* Task inputs
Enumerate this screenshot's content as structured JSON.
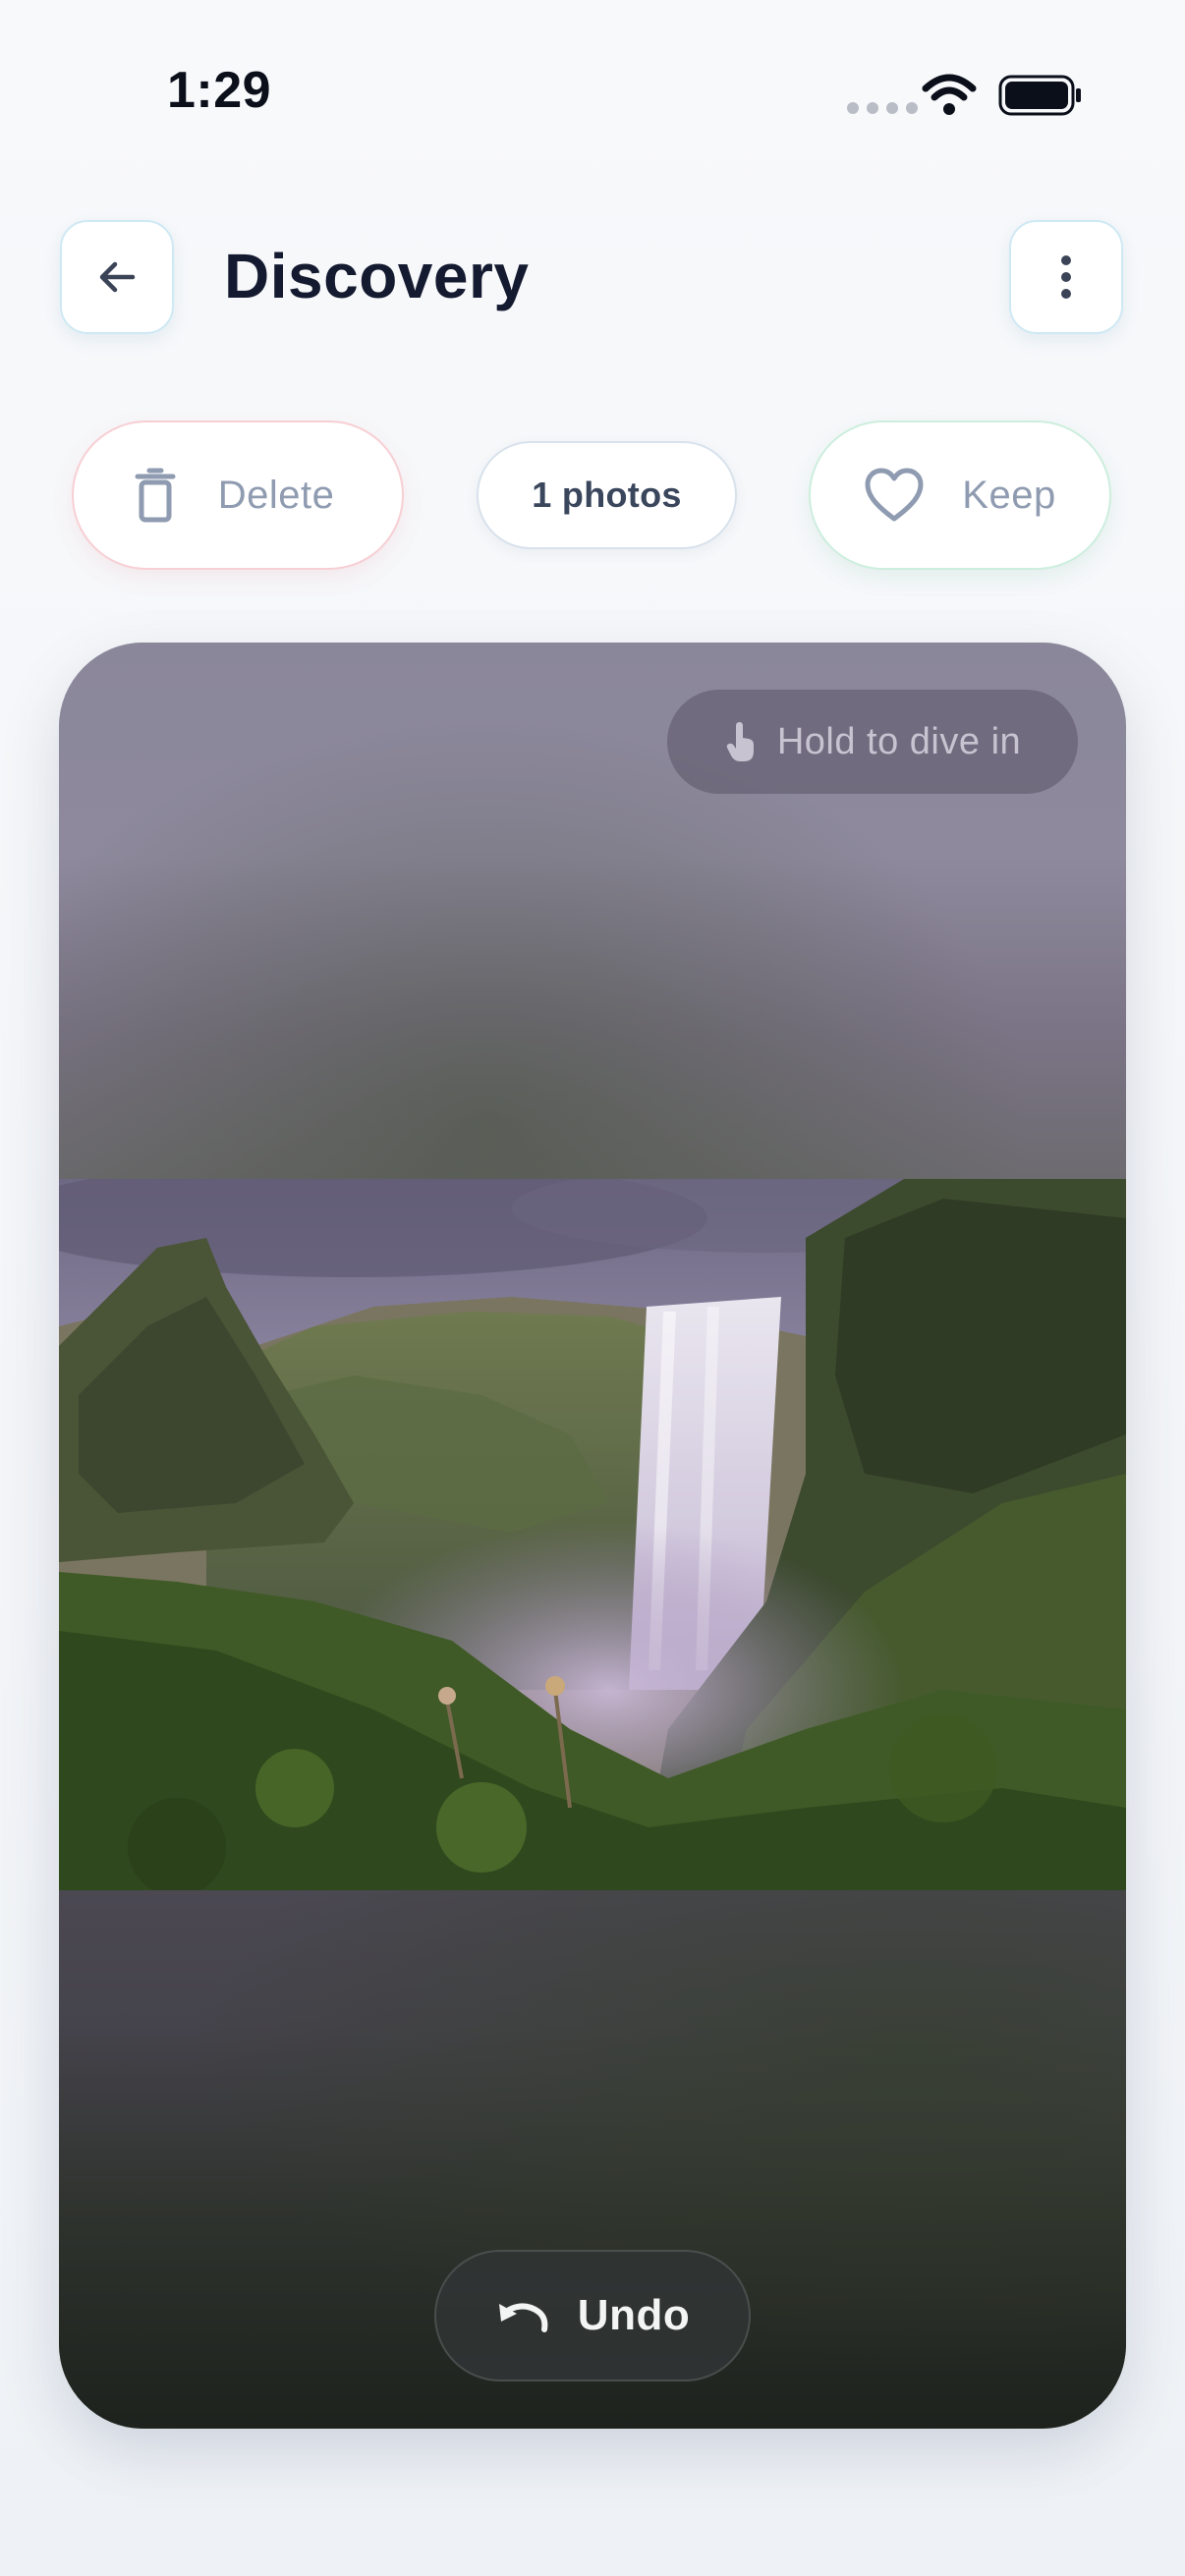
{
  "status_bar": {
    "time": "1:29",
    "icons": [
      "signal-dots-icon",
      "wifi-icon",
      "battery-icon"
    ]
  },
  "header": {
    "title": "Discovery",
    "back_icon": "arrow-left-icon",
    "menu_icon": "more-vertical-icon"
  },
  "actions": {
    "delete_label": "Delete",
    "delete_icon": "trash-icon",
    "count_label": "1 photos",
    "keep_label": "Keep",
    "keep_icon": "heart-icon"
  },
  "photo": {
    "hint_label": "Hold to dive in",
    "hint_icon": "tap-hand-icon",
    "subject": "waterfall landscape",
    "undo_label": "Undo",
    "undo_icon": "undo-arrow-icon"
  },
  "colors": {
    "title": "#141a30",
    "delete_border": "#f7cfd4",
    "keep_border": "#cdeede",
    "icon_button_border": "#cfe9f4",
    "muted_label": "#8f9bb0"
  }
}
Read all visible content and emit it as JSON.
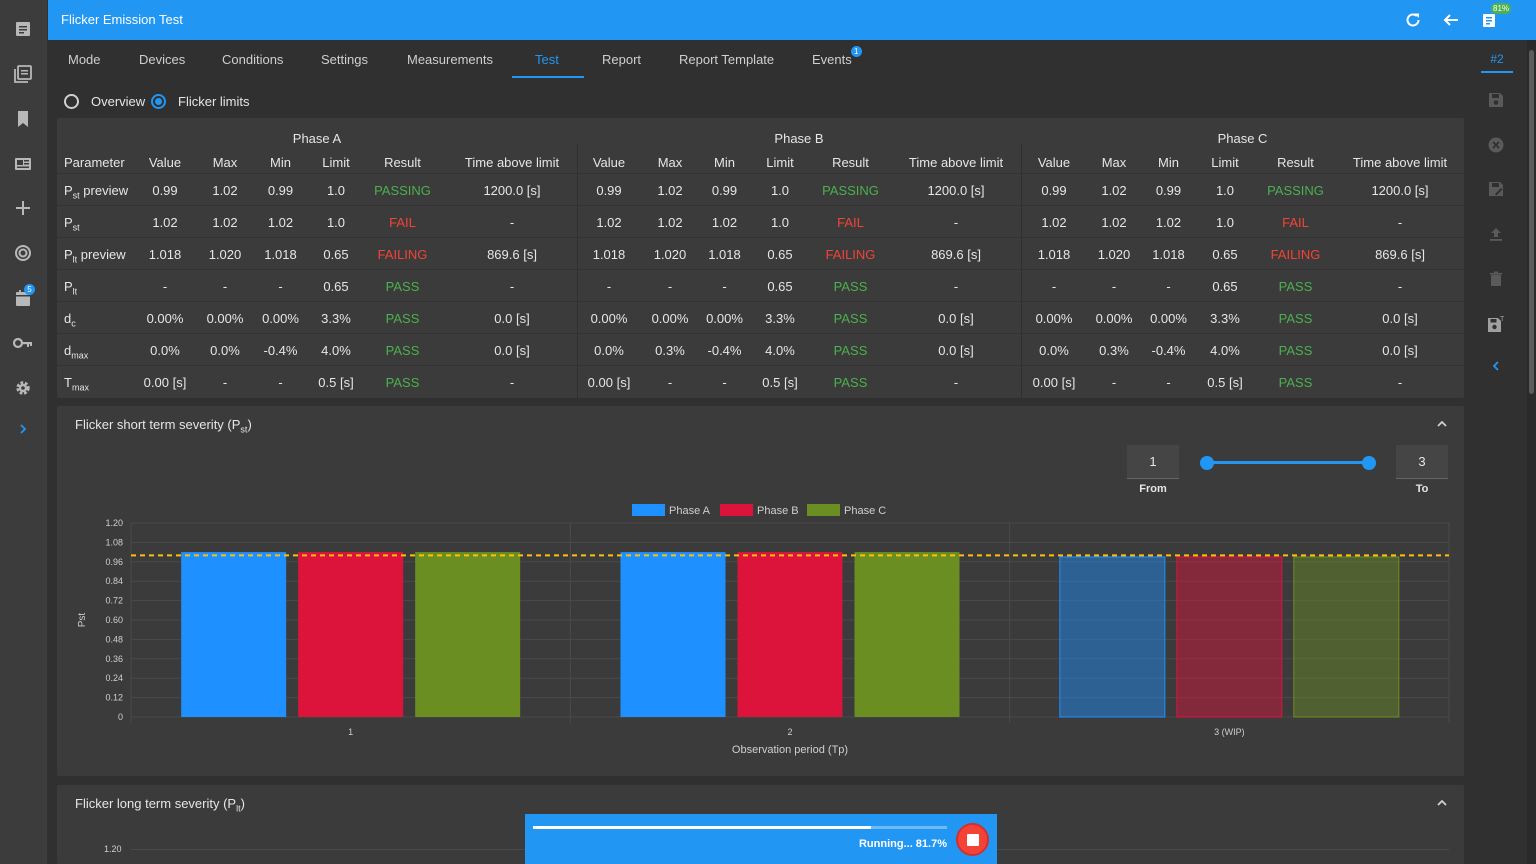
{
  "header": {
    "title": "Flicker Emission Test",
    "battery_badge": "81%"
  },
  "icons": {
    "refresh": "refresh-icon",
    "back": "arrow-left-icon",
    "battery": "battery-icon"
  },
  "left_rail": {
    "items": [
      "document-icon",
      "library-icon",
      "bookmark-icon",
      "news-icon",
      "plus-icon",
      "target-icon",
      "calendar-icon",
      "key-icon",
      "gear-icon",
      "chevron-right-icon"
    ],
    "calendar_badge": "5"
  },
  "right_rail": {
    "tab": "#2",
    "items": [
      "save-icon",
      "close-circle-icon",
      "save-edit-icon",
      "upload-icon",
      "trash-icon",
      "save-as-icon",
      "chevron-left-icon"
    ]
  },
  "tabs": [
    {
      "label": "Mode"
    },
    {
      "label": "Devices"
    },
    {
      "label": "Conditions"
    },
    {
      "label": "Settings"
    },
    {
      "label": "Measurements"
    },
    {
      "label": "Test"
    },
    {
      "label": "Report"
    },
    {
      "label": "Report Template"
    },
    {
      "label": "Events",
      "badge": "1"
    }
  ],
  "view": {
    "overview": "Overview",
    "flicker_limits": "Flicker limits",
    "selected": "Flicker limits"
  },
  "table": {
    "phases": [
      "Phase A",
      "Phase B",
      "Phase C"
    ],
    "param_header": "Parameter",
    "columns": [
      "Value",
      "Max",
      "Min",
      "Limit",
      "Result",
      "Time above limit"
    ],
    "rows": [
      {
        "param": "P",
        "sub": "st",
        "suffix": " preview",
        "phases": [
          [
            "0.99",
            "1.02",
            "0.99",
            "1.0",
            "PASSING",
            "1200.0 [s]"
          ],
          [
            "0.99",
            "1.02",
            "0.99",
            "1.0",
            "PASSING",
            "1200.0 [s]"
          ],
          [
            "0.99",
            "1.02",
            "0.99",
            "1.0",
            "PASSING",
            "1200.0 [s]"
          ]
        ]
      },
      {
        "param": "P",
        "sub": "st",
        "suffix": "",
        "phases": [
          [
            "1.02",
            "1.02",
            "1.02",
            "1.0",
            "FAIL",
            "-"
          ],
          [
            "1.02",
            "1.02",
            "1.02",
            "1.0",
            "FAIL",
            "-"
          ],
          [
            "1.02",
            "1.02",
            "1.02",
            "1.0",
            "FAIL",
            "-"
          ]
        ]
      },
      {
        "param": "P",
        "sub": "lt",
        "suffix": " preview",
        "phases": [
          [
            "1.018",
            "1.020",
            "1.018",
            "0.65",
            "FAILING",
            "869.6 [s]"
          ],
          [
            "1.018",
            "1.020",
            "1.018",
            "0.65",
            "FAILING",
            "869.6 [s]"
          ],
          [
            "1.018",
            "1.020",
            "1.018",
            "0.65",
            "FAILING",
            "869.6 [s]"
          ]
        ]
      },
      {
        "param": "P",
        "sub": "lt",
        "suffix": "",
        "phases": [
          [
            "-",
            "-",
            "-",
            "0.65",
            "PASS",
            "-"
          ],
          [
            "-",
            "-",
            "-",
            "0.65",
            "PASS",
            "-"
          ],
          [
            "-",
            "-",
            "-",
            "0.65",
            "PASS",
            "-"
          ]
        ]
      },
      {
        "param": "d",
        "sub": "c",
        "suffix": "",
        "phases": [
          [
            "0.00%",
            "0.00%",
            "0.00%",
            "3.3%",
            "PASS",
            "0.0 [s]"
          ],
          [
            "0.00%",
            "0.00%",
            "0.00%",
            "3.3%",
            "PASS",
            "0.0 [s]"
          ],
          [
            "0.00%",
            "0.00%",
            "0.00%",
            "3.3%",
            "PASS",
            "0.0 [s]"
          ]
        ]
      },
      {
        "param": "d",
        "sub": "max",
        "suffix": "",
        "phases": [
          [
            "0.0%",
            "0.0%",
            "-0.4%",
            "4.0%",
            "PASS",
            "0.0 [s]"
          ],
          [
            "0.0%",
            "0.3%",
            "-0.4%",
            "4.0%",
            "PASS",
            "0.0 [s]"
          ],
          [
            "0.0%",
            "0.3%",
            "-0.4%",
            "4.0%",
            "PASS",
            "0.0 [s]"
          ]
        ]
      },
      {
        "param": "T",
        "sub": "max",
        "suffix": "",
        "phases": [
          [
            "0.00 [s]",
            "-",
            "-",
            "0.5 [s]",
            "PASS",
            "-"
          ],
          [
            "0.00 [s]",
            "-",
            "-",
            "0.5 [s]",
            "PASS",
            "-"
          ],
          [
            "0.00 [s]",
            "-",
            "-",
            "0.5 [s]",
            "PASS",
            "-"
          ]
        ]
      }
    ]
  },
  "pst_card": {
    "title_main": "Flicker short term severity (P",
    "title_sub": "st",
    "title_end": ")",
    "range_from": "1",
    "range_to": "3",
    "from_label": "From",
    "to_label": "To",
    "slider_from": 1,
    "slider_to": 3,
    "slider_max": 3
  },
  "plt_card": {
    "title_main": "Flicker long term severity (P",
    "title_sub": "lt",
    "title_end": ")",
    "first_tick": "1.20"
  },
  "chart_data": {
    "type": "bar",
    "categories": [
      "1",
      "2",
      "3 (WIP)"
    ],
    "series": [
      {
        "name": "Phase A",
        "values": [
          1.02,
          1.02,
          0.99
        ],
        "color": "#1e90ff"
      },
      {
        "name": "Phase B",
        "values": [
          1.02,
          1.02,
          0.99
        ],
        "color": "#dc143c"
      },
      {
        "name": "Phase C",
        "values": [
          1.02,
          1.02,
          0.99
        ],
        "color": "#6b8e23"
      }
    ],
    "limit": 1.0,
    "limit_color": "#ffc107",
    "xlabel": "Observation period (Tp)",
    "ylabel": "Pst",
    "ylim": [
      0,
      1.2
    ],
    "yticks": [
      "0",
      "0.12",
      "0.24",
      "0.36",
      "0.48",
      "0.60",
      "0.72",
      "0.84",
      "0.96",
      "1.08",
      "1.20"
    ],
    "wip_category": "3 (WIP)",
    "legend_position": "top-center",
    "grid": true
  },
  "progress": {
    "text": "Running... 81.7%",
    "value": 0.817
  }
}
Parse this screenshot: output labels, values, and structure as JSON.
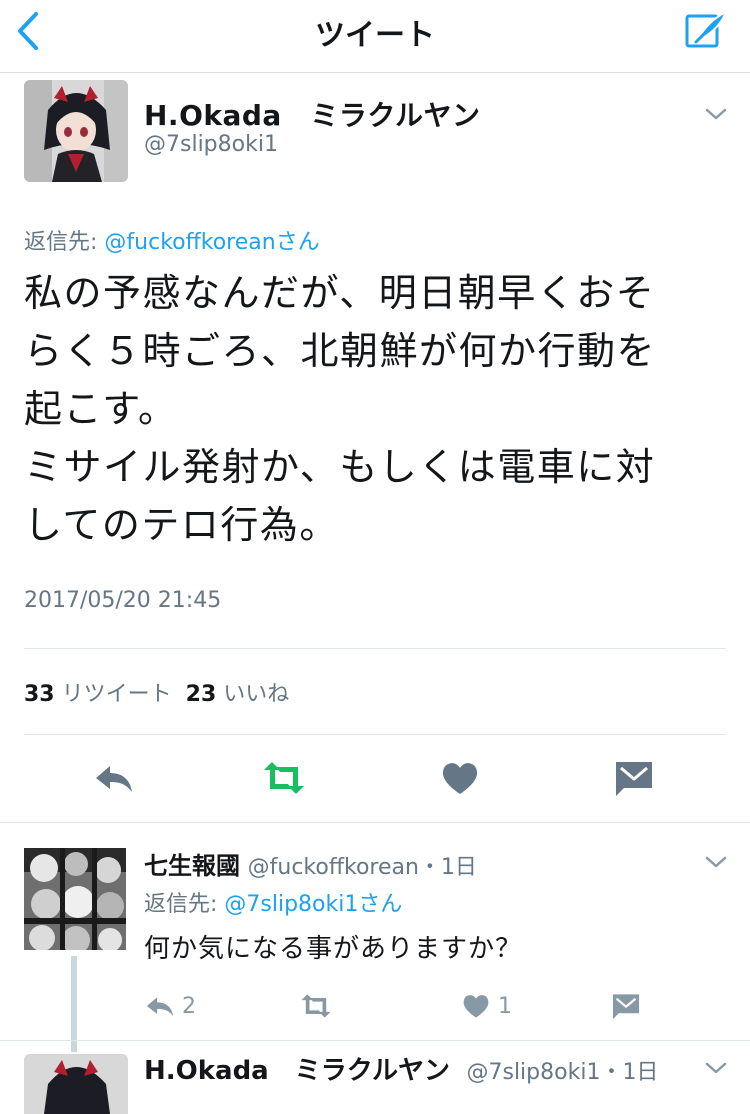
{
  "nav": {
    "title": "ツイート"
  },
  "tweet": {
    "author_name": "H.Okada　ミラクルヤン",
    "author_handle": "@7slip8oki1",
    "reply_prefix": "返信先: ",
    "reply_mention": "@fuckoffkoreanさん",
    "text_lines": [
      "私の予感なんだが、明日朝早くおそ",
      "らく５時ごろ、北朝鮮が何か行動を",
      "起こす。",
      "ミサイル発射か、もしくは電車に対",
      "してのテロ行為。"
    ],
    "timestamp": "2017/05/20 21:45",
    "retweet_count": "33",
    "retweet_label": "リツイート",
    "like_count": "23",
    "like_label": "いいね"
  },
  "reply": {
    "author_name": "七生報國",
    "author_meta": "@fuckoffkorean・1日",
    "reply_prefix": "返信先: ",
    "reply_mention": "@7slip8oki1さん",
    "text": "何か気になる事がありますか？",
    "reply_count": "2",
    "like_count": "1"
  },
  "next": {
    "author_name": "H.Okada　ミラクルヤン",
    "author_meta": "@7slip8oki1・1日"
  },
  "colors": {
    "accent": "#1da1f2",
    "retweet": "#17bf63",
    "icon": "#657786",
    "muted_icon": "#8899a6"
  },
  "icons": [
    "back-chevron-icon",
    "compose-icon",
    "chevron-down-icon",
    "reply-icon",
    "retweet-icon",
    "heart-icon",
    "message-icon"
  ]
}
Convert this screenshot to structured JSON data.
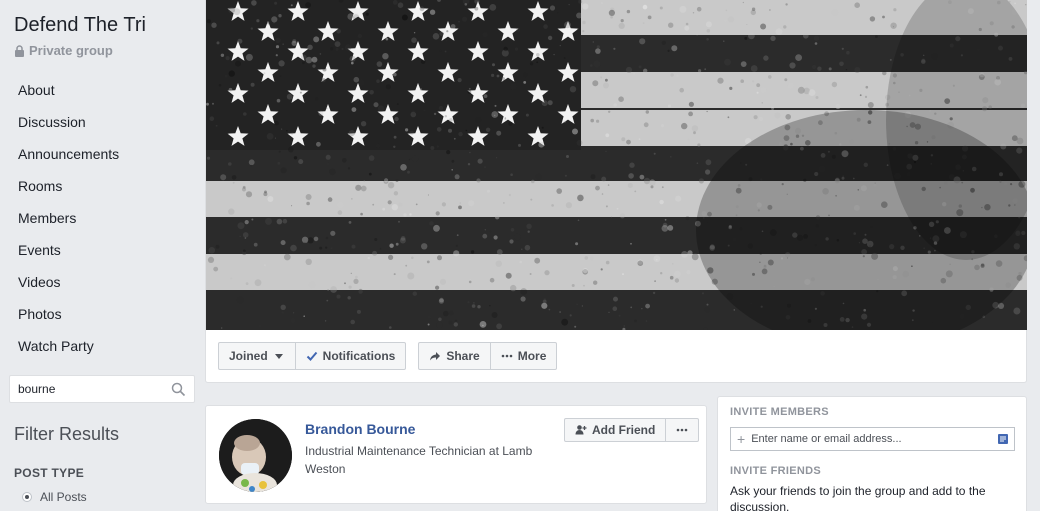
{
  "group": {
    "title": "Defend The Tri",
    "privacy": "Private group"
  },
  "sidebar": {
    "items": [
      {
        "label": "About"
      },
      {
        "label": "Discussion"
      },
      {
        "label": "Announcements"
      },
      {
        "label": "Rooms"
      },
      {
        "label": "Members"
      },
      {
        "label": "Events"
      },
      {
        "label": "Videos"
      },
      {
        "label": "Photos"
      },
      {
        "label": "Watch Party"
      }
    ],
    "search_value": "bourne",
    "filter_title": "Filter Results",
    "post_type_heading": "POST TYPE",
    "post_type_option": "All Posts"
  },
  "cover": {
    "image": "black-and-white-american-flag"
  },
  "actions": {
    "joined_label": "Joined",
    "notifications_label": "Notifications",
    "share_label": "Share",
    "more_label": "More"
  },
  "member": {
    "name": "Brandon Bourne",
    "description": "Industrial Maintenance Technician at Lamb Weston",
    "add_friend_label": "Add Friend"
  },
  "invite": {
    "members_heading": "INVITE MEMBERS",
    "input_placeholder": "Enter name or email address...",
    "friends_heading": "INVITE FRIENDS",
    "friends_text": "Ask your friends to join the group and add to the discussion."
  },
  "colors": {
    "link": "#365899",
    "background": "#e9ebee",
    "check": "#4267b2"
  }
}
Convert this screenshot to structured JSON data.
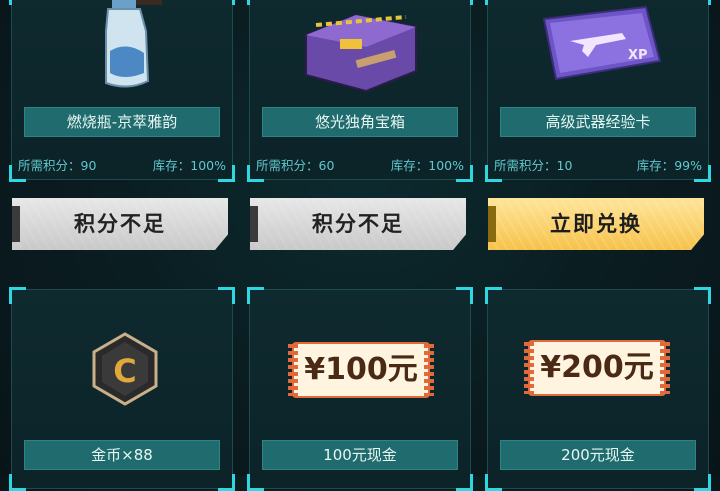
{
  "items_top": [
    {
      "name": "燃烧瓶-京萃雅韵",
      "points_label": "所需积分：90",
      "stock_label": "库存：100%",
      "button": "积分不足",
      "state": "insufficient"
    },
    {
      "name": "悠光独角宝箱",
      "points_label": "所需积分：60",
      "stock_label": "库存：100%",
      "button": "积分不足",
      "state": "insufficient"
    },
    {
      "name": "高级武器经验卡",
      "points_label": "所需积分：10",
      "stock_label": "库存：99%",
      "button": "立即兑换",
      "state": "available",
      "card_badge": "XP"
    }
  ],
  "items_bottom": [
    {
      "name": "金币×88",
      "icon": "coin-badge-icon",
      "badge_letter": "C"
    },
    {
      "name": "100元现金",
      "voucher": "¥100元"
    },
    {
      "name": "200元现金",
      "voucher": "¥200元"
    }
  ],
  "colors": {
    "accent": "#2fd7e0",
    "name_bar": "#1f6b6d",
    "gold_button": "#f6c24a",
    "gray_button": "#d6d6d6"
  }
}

* Exercise goal
Search the entries for the word "limits" and gather every line where it appears.

* Solution to this problem
    "flicker_limits": "Flicker limits",
    "selected": "Flicker limits"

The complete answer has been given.